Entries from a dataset
====================

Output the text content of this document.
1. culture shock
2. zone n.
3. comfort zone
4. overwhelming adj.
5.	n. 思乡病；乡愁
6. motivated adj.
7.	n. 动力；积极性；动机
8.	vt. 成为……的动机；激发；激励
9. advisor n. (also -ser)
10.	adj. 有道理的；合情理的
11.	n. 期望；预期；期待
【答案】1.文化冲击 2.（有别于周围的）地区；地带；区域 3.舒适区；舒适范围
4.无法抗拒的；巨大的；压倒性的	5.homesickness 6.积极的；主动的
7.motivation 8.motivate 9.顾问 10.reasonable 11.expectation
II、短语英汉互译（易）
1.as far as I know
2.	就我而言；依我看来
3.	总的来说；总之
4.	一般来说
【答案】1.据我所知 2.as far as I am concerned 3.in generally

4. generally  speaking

====================

[DO THIS]: Using the listing above, please repeat every entry exactly.

[FINAL RESULT]:
Output the text content of this document.
1. culture shock
2. zone n.
3. comfort zone
4. overwhelming adj.
5.	n. 思乡病；乡愁
6. motivated adj.
7.	n. 动力；积极性；动机
8.	vt. 成为……的动机；激发；激励
9. advisor n. (also -ser)
10.	adj. 有道理的；合情理的
11.	n. 期望；预期；期待
【答案】1.文化冲击 2.（有别于周围的）地区；地带；区域 3.舒适区；舒适范围
4.无法抗拒的；巨大的；压倒性的	5.homesickness 6.积极的；主动的
7.motivation 8.motivate 9.顾问 10.reasonable 11.expectation
II、短语英汉互译（易）
1.as far as I know
2.	就我而言；依我看来
3.	总的来说；总之
4.	一般来说
【答案】1.据我所知 2.as far as I am concerned 3.in generally

4. generally  speaking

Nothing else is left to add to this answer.